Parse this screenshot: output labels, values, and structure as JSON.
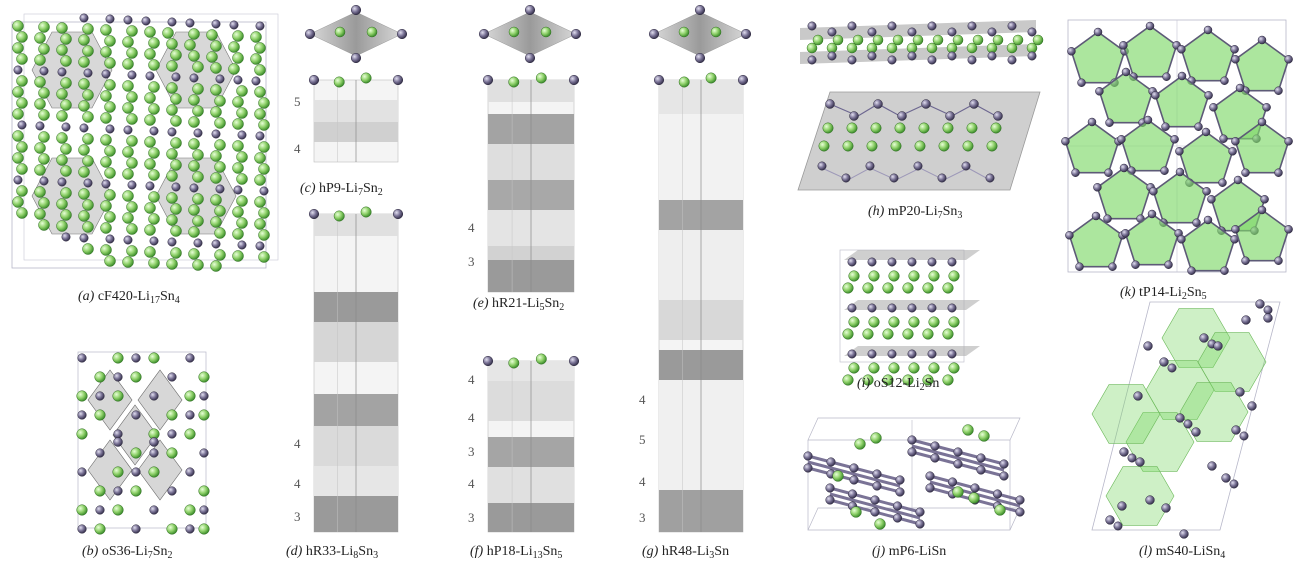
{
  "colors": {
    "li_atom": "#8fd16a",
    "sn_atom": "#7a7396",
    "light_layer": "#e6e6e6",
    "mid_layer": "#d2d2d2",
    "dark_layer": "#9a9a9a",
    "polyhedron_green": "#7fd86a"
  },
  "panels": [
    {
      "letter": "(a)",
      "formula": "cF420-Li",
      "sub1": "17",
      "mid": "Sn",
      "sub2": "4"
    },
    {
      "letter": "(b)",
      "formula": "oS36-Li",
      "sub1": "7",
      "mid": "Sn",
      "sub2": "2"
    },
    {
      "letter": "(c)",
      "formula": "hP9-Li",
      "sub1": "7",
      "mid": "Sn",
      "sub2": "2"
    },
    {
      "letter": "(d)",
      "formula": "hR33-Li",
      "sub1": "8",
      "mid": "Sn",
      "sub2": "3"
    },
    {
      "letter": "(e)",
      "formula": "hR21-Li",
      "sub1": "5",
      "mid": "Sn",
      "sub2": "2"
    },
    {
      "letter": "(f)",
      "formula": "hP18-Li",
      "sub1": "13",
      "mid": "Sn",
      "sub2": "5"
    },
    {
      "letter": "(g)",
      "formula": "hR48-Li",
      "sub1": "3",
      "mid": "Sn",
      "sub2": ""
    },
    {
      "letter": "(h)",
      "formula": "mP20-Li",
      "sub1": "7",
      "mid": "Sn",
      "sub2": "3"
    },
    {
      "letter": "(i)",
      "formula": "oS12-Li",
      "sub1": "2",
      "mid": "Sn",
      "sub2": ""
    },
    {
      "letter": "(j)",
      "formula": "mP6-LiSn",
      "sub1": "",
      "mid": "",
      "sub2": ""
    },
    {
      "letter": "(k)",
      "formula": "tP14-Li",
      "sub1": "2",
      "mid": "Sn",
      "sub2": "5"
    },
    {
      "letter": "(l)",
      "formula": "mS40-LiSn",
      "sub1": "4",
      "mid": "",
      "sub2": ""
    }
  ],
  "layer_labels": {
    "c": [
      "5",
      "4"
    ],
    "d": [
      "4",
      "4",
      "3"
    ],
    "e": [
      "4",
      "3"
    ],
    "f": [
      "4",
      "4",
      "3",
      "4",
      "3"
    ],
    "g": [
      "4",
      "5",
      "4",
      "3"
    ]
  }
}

::::::

TASK REQUIREMENTS:
For each line of the entries that includes "formula", show that line.

FINISHED EXERCISE:
      "formula": "cF420-Li",
      "formula": "oS36-Li",
      "formula": "hP9-Li",
      "formula": "hR33-Li",
      "formula": "hR21-Li",
      "formula": "hP18-Li",
      "formula": "hR48-Li",
      "formula": "mP20-Li",
      "formula": "oS12-Li",
      "formula": "mP6-LiSn",
      "formula": "tP14-Li",
      "formula": "mS40-LiSn",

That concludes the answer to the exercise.